◆ ATTIVITÀ 1:
Rispondi a queste domande sul brano dedicato a Rai Way ed EI Towers:
(a) Fino a quale anno sono state allineate le durate dei contratti di servizio (MSA)?
(b) Quanti siti avrebbe circa la combined entity?
(c) Quale utile netto prevede per Rai Way il consensus 2026?
◆ ATTIVITÀ 2: Estrai dal brano su Rai Way ed EI Towers il passo che va da "La combined entity" fino a "center e 5G." compreso, senza cambiare nulla.

◆ BRANO DI LETTURA:
----

Le fonti finanziarie indicano che le parti stanno lavorando per tenere aperta la partita. Secondo La Stampa, è altamente probabile una terza proroga, anche se breve, oppure un’intesa parziale sulle condizioni per procedere. La scadenza non è considerata “rilevante né ultimativa”, e una comunicazione ufficiale dovrebbe arrivare entro pochi giorni. Sul fronte dei contratti di servizio (MSA), i negoziati hanno già prodotto risultati: le durate sono state allineate fino al 2036, superando parzialmente le differenze tra i termini di Rai Way (fino al 2035) e quelli di EI Towers con Mediaset (2032). Rai spinge per estensioni più lunghe, intorno al 2037, per garantire stabilità al business.

Dati industriali e finanziari delle due società

La combined entity avrebbe circa 4.700 siti e ricavi pro-forma superiori ai 500 milioni di euro annui, creando un campione nazionale nel broadcasting digitale terrestre in linea con le best practice europee. Rai paga oltre 230 milioni all’anno a Rai Way, una cifra superiore a quanto Mediaset versa a EI Towers. L’operazione consentirebbe sinergie su costi operativi (stimati intorno al 10%) e capex (5%), oltre a opportunità di diversificazione in data center e 5G.

Rai Way (quotata) presenta fondamentali solidi: consensus 2026 (aggiornato a maggio) prevede ricavi core intorno a 292 milioni, adjusted EBITDA a 192 milioni, utile netto a 88 milioni e indebitamento netto a circa 178 milioni. Il titolo ha mostrato resilienza, con analisti che vedono nel deal il principale catalyst. EI Towers, non quotata, beneficia di contratti stabili ma affronta una riduzione ricavi nel 2026 per il nuovo accordo Mediaset, con management focalizzato su efficientamento costi.

----

◆ CONTENUTO DEL DATASET:
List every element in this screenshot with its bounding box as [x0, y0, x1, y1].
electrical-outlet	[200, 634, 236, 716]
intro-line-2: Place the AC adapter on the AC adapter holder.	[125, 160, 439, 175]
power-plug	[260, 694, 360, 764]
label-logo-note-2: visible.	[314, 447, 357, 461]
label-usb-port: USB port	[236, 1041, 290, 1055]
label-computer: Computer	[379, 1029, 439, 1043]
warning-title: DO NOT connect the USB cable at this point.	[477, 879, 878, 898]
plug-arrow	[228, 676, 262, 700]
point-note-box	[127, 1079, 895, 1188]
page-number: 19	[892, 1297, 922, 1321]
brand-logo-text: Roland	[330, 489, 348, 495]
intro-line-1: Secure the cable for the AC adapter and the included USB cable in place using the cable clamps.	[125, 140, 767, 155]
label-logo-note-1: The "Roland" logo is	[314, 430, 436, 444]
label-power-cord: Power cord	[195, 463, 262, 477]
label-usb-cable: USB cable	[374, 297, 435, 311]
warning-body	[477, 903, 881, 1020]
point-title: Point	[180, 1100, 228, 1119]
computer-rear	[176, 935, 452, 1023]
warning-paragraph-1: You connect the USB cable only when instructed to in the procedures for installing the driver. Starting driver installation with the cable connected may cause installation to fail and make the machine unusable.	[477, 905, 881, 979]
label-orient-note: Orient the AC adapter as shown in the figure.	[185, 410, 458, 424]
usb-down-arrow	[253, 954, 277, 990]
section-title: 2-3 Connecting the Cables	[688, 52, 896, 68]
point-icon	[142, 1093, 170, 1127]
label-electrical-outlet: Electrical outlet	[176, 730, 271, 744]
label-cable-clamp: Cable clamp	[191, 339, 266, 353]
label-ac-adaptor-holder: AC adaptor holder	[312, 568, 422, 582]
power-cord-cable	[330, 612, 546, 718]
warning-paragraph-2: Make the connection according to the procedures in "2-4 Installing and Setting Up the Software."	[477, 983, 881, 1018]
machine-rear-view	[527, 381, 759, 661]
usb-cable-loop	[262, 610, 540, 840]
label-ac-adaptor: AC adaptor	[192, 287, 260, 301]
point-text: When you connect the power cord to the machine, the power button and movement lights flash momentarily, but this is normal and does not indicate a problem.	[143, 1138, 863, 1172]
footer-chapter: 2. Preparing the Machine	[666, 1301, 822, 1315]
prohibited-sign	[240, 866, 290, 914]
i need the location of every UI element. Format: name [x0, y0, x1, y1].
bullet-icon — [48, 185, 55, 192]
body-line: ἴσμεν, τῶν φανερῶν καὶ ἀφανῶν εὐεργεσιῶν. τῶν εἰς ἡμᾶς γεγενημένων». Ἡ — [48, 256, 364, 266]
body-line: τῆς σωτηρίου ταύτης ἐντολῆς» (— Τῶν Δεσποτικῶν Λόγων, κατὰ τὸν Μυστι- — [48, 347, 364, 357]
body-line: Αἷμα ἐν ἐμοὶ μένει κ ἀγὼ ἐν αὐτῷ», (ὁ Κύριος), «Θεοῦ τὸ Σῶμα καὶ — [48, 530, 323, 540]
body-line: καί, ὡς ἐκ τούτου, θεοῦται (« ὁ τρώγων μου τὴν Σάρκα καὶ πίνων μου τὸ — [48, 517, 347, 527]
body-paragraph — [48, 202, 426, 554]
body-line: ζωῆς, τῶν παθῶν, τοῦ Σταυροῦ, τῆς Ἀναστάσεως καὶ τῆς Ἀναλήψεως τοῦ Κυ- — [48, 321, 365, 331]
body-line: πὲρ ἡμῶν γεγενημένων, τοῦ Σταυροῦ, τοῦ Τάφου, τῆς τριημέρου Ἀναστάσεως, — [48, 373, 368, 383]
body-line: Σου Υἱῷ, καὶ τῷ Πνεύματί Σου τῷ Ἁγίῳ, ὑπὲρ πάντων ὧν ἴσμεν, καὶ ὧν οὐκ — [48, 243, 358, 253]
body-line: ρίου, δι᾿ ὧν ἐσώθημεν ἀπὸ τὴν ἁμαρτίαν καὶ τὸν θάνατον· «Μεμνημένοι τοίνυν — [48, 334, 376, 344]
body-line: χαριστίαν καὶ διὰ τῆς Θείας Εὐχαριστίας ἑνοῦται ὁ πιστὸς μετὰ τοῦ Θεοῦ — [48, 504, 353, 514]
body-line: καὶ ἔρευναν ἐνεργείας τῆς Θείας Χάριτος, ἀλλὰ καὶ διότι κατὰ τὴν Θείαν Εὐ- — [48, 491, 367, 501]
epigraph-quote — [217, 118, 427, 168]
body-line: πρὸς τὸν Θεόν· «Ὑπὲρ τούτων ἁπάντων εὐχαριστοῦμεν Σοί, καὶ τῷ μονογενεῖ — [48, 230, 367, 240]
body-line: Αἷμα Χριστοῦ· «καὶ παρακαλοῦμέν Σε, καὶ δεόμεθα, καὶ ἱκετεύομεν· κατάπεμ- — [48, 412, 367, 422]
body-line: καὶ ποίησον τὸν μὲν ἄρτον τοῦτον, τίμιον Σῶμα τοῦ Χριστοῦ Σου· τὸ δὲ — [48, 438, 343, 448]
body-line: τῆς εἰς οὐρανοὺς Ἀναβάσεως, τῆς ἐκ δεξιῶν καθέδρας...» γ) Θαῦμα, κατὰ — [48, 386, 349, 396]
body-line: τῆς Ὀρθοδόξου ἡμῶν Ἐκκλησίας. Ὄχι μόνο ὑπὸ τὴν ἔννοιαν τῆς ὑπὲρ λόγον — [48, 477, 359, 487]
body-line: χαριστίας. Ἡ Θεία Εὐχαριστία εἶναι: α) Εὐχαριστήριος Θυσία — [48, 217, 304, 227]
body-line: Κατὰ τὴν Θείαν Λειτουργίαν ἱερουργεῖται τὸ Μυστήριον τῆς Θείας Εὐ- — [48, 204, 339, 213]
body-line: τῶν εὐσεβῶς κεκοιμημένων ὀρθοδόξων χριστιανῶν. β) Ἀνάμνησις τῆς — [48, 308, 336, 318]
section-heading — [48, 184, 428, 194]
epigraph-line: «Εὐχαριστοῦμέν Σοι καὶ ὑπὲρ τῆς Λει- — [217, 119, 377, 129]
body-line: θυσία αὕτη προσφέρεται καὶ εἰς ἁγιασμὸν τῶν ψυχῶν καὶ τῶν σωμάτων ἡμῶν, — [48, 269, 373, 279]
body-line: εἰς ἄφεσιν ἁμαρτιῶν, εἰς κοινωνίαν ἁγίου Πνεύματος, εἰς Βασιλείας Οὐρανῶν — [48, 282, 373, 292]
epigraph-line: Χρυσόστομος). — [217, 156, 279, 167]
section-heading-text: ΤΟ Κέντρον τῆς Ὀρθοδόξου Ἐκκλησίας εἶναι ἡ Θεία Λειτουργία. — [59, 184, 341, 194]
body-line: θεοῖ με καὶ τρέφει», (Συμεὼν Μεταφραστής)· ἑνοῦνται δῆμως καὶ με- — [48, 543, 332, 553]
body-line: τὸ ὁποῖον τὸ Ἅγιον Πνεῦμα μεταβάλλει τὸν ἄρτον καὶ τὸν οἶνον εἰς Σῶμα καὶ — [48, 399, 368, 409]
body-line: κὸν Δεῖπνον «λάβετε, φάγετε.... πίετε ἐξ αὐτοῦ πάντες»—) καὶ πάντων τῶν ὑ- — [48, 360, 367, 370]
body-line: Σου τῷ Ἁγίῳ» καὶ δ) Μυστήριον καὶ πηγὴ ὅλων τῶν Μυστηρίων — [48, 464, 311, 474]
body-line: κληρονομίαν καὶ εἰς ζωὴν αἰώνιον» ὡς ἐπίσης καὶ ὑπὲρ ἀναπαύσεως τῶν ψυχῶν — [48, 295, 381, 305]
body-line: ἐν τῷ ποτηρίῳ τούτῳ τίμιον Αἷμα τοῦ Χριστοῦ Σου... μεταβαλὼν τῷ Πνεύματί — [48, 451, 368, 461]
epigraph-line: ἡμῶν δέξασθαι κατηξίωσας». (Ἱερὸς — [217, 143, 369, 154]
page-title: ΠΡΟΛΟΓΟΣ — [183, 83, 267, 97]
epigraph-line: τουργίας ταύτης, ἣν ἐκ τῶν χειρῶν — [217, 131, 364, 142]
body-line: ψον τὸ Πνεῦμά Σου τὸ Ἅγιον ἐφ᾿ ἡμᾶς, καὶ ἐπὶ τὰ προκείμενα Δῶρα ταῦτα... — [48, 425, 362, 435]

----

◆ RISPOSTA 1:
(a) Fino al 2036.
(b) Circa 4.700 siti.
(c) 88 milioni.

◆ RISPOSTA 2:
La combined entity avrebbe circa 4.700 siti e ricavi pro-forma superiori ai 500 milioni di euro annui, creando un campione nazionale nel broadcasting digitale terrestre in linea con le best practice europee. Rai paga oltre 230 milioni all’anno a Rai Way, una cifra superiore a quanto Mediaset versa a EI Towers. L’operazione consentirebbe sinergie su costi operativi (stimati intorno al 10%) e capex (5%), oltre a opportunità di diversificazione in data center e 5G.